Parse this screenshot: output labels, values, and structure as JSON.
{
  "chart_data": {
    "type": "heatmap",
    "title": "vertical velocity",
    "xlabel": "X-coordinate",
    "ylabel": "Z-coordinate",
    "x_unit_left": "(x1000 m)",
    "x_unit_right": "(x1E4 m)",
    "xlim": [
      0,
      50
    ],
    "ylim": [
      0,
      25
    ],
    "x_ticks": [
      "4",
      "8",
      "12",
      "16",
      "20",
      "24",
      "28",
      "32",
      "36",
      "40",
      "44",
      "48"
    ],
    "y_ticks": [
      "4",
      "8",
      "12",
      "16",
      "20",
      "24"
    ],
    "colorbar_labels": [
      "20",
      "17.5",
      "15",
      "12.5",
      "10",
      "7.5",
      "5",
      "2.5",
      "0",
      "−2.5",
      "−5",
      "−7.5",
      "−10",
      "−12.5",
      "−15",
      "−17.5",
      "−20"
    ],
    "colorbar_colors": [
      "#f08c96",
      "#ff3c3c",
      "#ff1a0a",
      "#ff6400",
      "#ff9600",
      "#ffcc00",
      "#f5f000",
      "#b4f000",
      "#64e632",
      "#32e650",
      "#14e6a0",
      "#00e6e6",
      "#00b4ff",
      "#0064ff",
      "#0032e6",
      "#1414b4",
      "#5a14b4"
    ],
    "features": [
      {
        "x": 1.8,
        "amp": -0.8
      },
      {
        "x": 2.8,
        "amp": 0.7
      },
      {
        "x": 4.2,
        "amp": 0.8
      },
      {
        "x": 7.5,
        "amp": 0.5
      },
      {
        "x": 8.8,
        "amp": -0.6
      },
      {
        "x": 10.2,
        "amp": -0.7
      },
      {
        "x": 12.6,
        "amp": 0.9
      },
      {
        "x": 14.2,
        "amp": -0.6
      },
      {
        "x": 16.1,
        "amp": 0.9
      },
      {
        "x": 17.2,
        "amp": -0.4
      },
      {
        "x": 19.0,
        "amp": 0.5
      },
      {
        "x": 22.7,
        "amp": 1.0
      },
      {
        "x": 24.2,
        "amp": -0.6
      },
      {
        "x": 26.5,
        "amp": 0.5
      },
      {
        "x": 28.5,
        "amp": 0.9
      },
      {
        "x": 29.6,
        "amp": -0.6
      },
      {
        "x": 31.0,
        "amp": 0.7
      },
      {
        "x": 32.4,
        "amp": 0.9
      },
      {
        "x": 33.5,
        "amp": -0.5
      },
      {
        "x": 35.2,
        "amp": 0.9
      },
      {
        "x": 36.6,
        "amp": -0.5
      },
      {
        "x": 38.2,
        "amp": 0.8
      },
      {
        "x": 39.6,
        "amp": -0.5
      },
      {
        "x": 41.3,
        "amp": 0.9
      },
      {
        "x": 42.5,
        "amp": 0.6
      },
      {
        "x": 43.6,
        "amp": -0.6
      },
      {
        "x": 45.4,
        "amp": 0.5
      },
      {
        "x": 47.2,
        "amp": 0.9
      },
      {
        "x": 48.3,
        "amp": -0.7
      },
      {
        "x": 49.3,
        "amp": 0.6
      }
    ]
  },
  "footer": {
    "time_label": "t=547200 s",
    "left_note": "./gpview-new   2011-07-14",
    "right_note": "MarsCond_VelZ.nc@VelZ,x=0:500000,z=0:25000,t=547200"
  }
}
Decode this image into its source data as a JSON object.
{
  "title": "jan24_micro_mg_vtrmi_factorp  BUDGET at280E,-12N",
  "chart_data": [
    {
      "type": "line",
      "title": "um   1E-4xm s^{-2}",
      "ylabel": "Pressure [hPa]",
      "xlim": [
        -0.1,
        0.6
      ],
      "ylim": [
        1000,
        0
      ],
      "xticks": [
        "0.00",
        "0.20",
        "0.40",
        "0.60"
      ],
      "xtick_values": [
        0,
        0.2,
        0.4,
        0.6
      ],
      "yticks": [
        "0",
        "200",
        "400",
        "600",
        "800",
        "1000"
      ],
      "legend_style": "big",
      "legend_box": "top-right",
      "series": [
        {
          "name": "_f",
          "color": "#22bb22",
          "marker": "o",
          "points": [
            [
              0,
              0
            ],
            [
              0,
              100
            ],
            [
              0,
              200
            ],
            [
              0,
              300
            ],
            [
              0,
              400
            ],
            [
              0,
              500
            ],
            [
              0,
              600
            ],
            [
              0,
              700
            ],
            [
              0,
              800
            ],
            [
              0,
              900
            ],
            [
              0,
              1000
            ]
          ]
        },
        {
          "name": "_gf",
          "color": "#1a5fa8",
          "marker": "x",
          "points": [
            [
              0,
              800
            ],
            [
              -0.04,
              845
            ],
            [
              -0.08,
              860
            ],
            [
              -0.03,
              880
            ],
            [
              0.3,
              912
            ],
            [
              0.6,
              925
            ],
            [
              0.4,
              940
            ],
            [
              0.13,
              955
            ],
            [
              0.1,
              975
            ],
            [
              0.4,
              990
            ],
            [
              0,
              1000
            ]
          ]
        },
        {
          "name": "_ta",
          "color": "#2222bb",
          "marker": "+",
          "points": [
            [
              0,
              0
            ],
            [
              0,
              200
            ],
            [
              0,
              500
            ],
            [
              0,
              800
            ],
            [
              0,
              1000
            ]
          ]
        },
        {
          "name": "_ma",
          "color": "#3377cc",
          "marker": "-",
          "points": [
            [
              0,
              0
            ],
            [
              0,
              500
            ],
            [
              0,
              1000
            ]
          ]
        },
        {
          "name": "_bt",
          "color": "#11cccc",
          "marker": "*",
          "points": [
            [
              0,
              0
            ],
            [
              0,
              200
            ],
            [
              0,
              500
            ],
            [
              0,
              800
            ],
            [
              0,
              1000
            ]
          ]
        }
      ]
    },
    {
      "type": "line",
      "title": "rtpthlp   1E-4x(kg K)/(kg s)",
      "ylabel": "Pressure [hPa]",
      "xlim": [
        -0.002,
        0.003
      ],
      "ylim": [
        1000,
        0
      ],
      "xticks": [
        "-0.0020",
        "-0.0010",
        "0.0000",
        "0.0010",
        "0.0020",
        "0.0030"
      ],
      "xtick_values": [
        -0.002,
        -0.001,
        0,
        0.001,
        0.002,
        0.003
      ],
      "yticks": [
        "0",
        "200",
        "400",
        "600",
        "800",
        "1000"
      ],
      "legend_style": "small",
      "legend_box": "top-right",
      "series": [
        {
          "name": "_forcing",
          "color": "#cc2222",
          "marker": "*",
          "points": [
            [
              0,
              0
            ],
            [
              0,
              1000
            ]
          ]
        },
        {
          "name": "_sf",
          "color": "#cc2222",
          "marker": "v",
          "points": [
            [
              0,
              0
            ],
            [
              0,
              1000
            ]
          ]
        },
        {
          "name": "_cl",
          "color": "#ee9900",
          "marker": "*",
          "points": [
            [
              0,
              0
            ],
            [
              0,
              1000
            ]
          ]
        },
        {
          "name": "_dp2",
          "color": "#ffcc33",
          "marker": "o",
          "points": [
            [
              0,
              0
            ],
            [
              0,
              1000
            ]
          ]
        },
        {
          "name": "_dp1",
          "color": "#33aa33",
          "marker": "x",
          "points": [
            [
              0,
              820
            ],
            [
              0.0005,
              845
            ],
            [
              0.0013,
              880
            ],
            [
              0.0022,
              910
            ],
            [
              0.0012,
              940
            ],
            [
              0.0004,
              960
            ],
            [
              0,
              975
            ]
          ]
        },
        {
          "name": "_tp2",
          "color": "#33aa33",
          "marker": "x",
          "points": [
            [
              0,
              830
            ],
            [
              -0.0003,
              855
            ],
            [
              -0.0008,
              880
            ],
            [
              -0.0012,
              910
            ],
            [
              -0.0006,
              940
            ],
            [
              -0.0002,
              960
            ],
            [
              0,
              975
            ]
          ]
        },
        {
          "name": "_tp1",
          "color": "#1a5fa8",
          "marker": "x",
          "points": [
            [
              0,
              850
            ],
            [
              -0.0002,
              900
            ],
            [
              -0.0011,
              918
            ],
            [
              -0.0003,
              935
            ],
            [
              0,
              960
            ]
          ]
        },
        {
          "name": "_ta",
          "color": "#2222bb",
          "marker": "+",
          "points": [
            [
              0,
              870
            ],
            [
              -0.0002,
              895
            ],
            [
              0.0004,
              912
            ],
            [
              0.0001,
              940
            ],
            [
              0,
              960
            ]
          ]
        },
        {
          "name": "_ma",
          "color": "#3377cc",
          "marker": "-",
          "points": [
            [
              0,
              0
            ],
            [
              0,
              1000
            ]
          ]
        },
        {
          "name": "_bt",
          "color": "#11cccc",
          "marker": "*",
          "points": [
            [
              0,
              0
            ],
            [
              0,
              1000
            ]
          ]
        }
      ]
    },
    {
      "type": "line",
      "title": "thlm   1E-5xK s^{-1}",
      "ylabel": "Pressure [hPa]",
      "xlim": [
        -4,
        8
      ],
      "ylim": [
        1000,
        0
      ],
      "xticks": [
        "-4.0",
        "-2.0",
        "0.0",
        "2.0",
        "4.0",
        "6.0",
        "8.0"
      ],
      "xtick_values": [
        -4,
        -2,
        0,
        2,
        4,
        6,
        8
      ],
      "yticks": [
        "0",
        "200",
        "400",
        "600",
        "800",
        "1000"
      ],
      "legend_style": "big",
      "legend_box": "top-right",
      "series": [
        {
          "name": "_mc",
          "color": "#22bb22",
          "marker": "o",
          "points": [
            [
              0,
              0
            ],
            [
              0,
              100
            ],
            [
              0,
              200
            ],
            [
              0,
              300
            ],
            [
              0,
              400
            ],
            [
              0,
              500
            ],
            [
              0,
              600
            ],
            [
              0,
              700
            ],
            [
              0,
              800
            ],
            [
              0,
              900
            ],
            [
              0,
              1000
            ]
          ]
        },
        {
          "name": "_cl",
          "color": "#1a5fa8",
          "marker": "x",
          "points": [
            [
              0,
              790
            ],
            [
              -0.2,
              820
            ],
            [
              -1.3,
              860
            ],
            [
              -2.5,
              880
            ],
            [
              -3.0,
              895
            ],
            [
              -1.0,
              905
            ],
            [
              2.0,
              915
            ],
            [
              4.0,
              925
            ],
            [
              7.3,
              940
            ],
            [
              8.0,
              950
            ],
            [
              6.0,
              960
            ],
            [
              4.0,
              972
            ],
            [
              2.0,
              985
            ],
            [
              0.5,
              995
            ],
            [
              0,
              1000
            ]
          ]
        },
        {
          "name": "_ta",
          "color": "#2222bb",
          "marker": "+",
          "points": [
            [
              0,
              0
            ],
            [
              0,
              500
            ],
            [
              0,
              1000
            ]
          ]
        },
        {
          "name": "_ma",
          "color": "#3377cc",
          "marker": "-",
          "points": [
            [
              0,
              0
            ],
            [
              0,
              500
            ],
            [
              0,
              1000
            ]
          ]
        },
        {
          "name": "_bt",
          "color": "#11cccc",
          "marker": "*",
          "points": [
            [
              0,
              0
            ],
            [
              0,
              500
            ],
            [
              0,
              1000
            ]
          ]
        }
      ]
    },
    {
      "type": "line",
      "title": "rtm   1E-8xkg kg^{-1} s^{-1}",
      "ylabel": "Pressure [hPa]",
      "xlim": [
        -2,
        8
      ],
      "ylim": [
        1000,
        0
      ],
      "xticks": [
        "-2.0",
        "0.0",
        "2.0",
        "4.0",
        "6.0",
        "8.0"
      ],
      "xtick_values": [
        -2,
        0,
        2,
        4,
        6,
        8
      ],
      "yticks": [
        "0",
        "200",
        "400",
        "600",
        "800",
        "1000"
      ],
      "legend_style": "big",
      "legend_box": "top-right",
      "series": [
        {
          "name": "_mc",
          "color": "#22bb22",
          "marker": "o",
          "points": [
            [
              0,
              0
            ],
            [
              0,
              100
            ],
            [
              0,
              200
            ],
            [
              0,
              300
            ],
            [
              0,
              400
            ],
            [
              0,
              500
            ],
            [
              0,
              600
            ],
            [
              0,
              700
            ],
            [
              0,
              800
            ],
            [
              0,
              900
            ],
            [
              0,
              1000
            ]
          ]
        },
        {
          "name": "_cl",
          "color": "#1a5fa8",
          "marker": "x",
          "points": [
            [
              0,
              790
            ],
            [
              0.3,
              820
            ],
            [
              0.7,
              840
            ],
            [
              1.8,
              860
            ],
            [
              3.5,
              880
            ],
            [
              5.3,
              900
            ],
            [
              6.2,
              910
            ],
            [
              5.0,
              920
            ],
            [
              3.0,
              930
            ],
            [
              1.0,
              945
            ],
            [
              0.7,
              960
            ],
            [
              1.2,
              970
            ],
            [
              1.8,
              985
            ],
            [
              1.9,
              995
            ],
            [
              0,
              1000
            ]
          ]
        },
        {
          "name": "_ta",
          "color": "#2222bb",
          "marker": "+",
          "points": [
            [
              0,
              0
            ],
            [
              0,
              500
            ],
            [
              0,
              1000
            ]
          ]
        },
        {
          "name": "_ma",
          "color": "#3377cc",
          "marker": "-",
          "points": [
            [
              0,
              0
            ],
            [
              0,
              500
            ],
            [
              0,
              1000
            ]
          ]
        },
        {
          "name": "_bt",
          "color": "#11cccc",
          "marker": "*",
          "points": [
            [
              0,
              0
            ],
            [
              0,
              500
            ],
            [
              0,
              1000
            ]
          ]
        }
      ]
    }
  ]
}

**INSTRUCTIONS FOR THE TASK**
Read the entries above, then pull out the lines that include "coordinate".

**EXERCISE RESPONSE**
    "xlabel": "X-coordinate",
    "ylabel": "Z-coordinate",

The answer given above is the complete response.